[Your objective]: Which lines below hold the word "Правительстве"? Report each one.
>> Begin
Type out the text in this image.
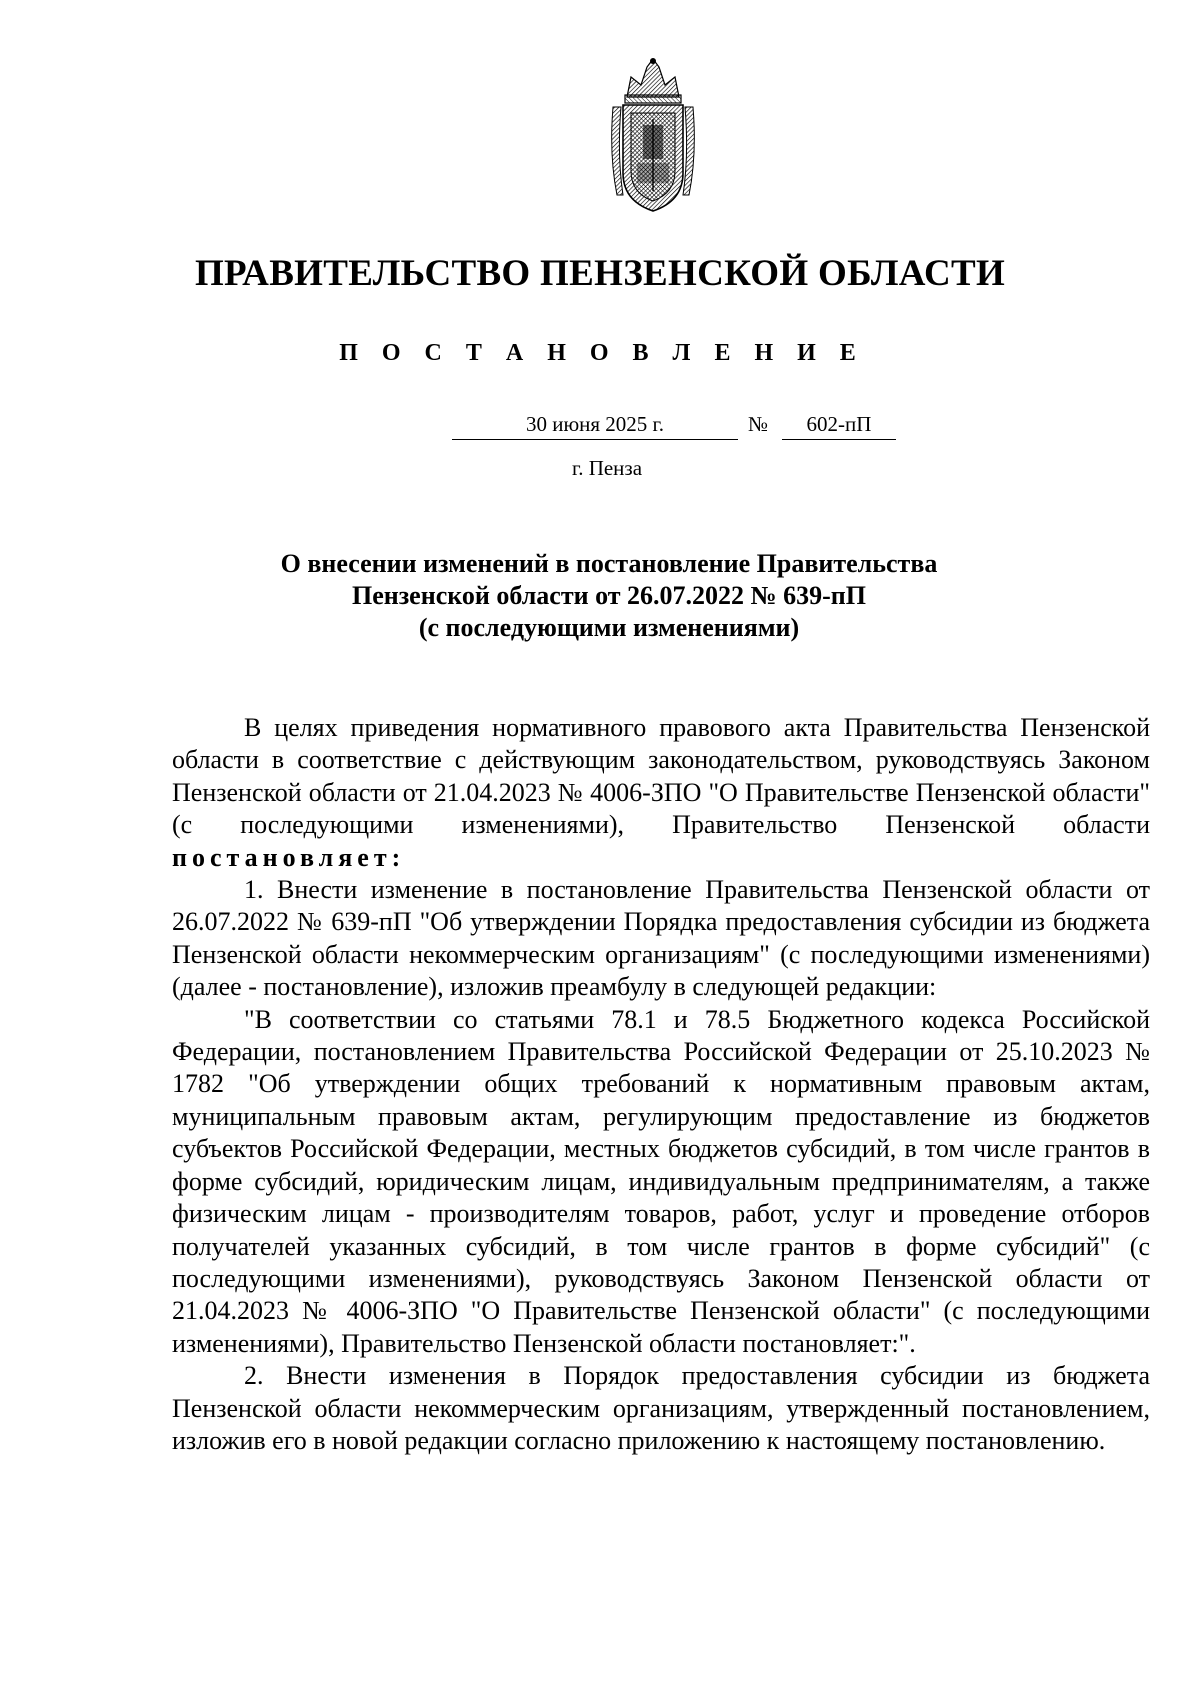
ПРАВИТЕЛЬСТВО ПЕНЗЕНСКОЙ ОБЛАСТИ
П О С Т А Н О В Л Е Н И Е
30 июня 2025 г.	№	602-пП
г. Пенза
О внесении изменений в постановление Правительства
Пензенской области от 26.07.2022 № 639-пП
(с последующими изменениями)

В целях приведения нормативного правового акта Правительства Пензенской области в соответствие с действующим законодательством, руководствуясь Законом Пензенской области от 21.04.2023 № 4006-ЗПО "О Правительстве Пензенской области" (с последующими изменениями), Правительство Пензенской области постановляет:

1. Внести изменение в постановление Правительства Пензенской области от 26.07.2022 № 639-пП "Об утверждении Порядка предоставления субсидии из бюджета Пензенской области некоммерческим организациям" (с последующими изменениями) (далее - постановление), изложив преамбулу в следующей редакции:

"В соответствии со статьями 78.1 и 78.5 Бюджетного кодекса Российской Федерации, постановлением Правительства Российской Федерации от 25.10.2023 № 1782 "Об утверждении общих требований к нормативным правовым актам, муниципальным правовым актам, регулирующим предоставление из бюджетов субъектов Российской Федерации, местных бюджетов субсидий, в том числе грантов в форме субсидий, юридическим лицам, индивидуальным предпринимателям, а также физическим лицам - производителям товаров, работ, услуг и проведение отборов получателей указанных субсидий, в том числе грантов в форме субсидий" (с последующими изменениями), руководствуясь Законом Пензенской области от 21.04.2023 № 4006-ЗПО "О Правительстве Пензенской области" (с последующими изменениями), Правительство Пензенской области постановляет:".

2. Внести изменения в Порядок предоставления субсидии из бюджета Пензенской области некоммерческим организациям, утвержденный постановлением, изложив его в новой редакции согласно приложению к настоящему постановлению.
>> End
[Exercise solution]:
В целях приведения нормативного правового акта Правительства Пензенской области в соответствие с действующим законодательством, руководствуясь Законом Пензенской области от 21.04.2023 № 4006-ЗПО "О Правительстве Пензенской области" (с последующими изменениями), Правительство Пензенской области постановляет:
"В соответствии со статьями 78.1 и 78.5 Бюджетного кодекса Российской Федерации, постановлением Правительства Российской Федерации от 25.10.2023 № 1782 "Об утверждении общих требований к нормативным правовым актам, муниципальным правовым актам, регулирующим предоставление из бюджетов субъектов Российской Федерации, местных бюджетов субсидий, в том числе грантов в форме субсидий, юридическим лицам, индивидуальным предпринимателям, а также физическим лицам - производителям товаров, работ, услуг и проведение отборов получателей указанных субсидий, в том числе грантов в форме субсидий" (с последующими изменениями), руководствуясь Законом Пензенской области от 21.04.2023 № 4006-ЗПО "О Правительстве Пензенской области" (с последующими изменениями), Правительство Пензенской области постановляет:".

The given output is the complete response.